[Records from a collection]
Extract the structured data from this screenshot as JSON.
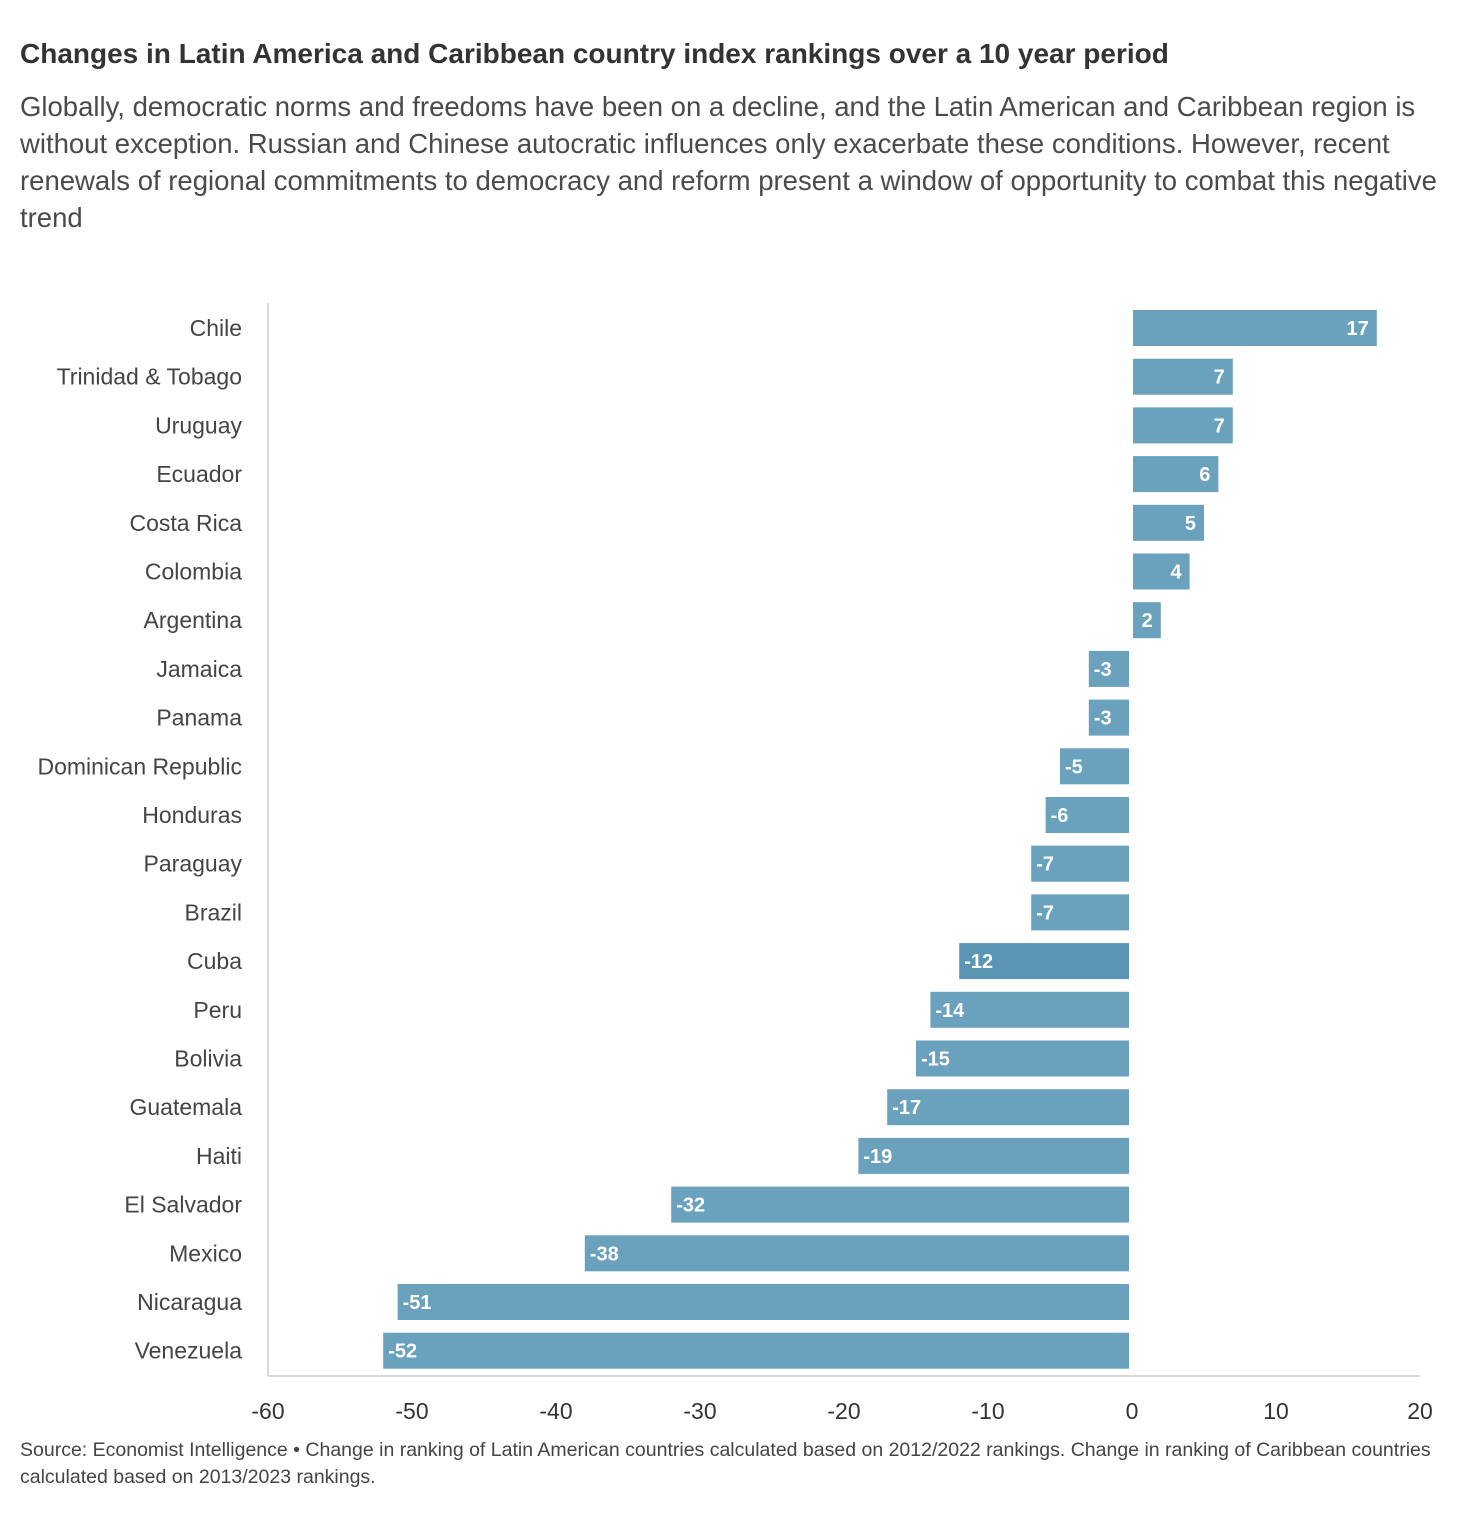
{
  "chart_data": {
    "type": "bar",
    "orientation": "horizontal",
    "title": "Changes in Latin America and Caribbean country index rankings over a 10 year period",
    "subtitle": "Globally, democratic norms and freedoms have been on a decline, and the Latin American and Caribbean region is without exception. Russian and Chinese autocratic influences only exacerbate these conditions. However, recent renewals of regional commitments to democracy and reform present a window of opportunity to combat this negative trend",
    "categories": [
      "Chile",
      "Trinidad & Tobago",
      "Uruguay",
      "Ecuador",
      "Costa Rica",
      "Colombia",
      "Argentina",
      "Jamaica",
      "Panama",
      "Dominican Republic",
      "Honduras",
      "Paraguay",
      "Brazil",
      "Cuba",
      "Peru",
      "Bolivia",
      "Guatemala",
      "Haiti",
      "El Salvador",
      "Mexico",
      "Nicaragua",
      "Venezuela"
    ],
    "values": [
      17,
      7,
      7,
      6,
      5,
      4,
      2,
      -3,
      -3,
      -5,
      -6,
      -7,
      -7,
      -12,
      -14,
      -15,
      -17,
      -19,
      -32,
      -38,
      -51,
      -52
    ],
    "highlighted": [
      "Cuba"
    ],
    "xlim": [
      -60,
      20
    ],
    "xticks": [
      -60,
      -50,
      -40,
      -30,
      -20,
      -10,
      0,
      10,
      20
    ],
    "xlabel": "",
    "ylabel": "",
    "grid": false,
    "legend": "none",
    "colors": {
      "bar": "#6aa1bd",
      "bar_highlight": "#5a95b3",
      "axis": "#cccccc",
      "label_text": "#ffffff"
    },
    "source": "Source: Economist Intelligence • Change in ranking of Latin American countries calculated based on 2012/2022 rankings. Change in ranking of Caribbean countries calculated based on 2013/2023 rankings."
  }
}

# Written instruction
Which lines of the data include "this"? Copy each of them.

# Task response
Extract the structured data from this screenshot as JSON.
    "subtitle": "Globally, democratic norms and freedoms have been on a decline, and the Latin American and Caribbean region is without exception. Russian and Chinese autocratic influences only exacerbate these conditions. However, recent renewals of regional commitments to democracy and reform present a window of opportunity to combat this negative trend",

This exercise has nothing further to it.